Which lines hold the word "turned"? Show each of them.

Data entries:
--------

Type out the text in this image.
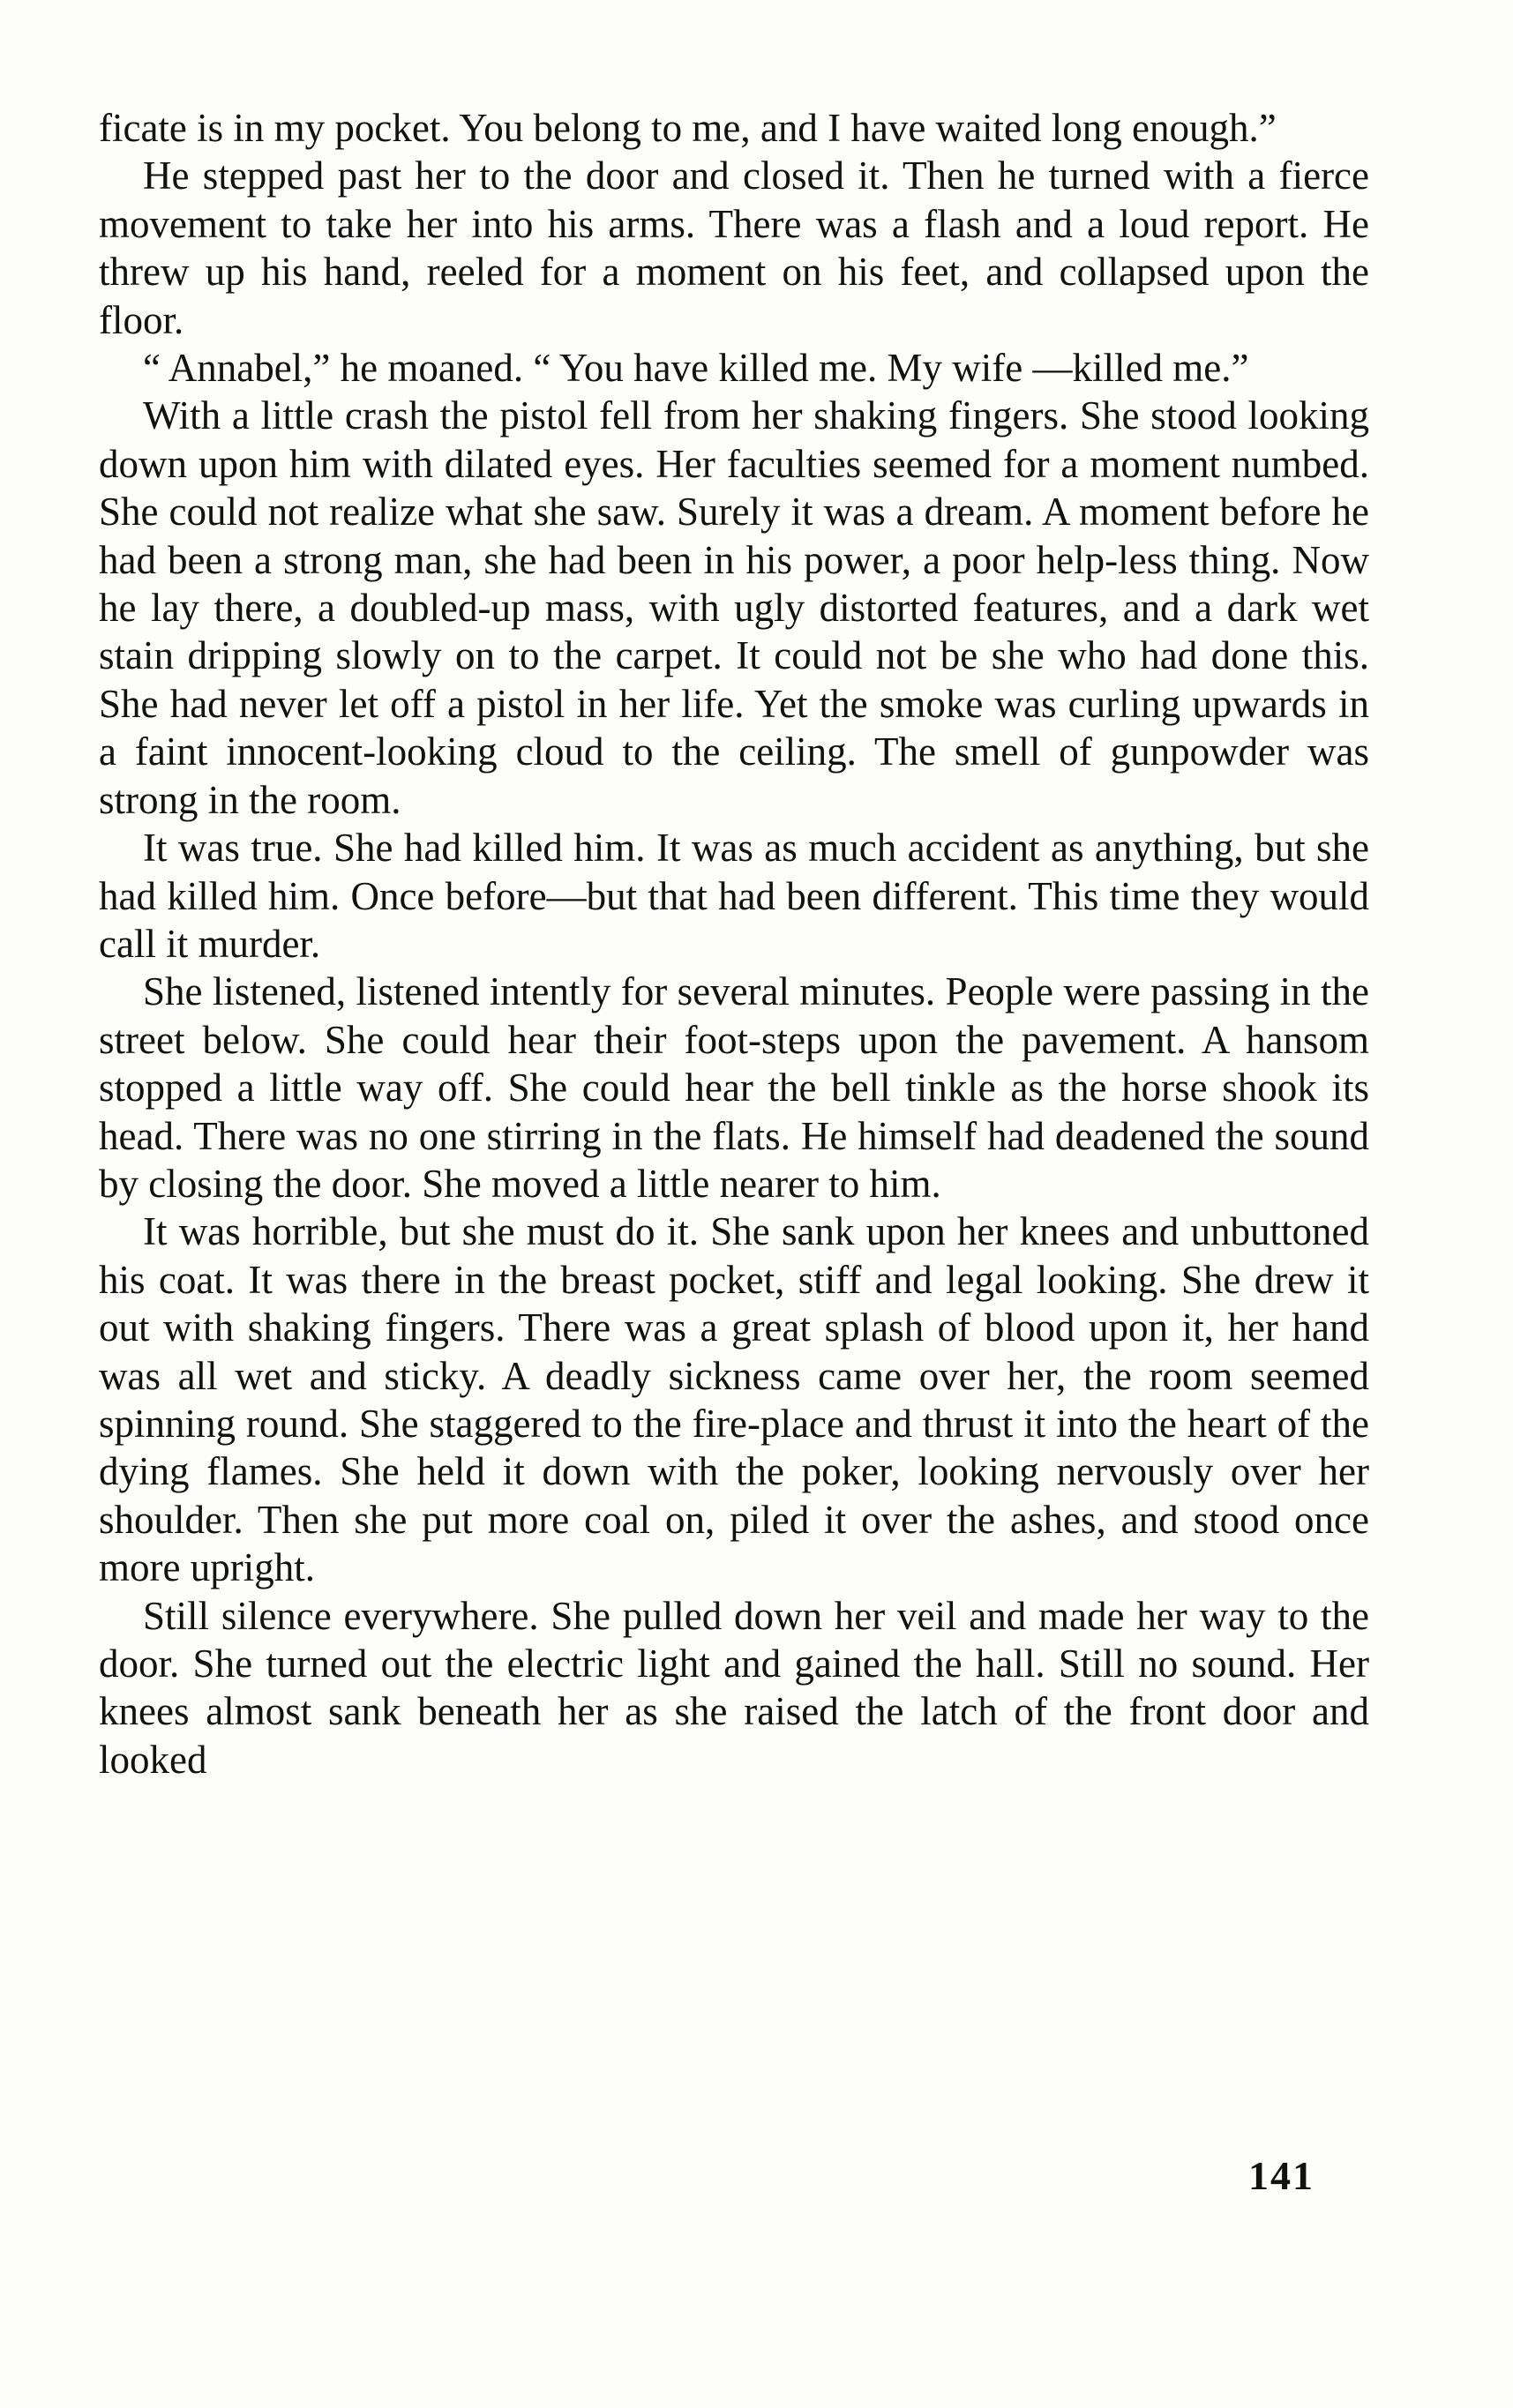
ficate is in my pocket. You belong to me, and I have waited long enough.”

He stepped past her to the door and closed it. Then he turned with a fierce movement to take her into his arms. There was a flash and a loud report. He threw up his hand, reeled for a moment on his feet, and collapsed upon the floor.

“ Annabel,” he moaned. “ You have killed me. My wife —killed me.”

With a little crash the pistol fell from her shaking fingers. She stood looking down upon him with dilated eyes. Her faculties seemed for a moment numbed. She could not realize what she saw. Surely it was a dream. A moment before he had been a strong man, she had been in his power, a poor help-less thing. Now he lay there, a doubled-up mass, with ugly distorted features, and a dark wet stain dripping slowly on to the carpet. It could not be she who had done this. She had never let off a pistol in her life. Yet the smoke was curling upwards in a faint innocent-looking cloud to the ceiling. The smell of gunpowder was strong in the room.

It was true. She had killed him. It was as much accident as anything, but she had killed him. Once before—but that had been different. This time they would call it murder.

She listened, listened intently for several minutes. People were passing in the street below. She could hear their foot-steps upon the pavement. A hansom stopped a little way off. She could hear the bell tinkle as the horse shook its head. There was no one stirring in the flats. He himself had deadened the sound by closing the door. She moved a little nearer to him.

It was horrible, but she must do it. She sank upon her knees and unbuttoned his coat. It was there in the breast pocket, stiff and legal looking. She drew it out with shaking fingers. There was a great splash of blood upon it, her hand was all wet and sticky. A deadly sickness came over her, the room seemed spinning round. She staggered to the fire-place and thrust it into the heart of the dying flames. She held it down with the poker, looking nervously over her shoulder. Then she put more coal on, piled it over the ashes, and stood once more upright.

Still silence everywhere. She pulled down her veil and made her way to the door. She turned out the electric light and gained the hall. Still no sound. Her knees almost sank beneath her as she raised the latch of the front door and looked

141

--------

EXERCISE RESPONSE:
He stepped past her to the door and closed it. Then he turned with a fierce movement to take her into his arms. There was a flash and a loud report. He threw up his hand, reeled for a moment on his feet, and collapsed upon the floor.
Still silence everywhere. She pulled down her veil and made her way to the door. She turned out the electric light and gained the hall. Still no sound. Her knees almost sank beneath her as she raised the latch of the front door and looked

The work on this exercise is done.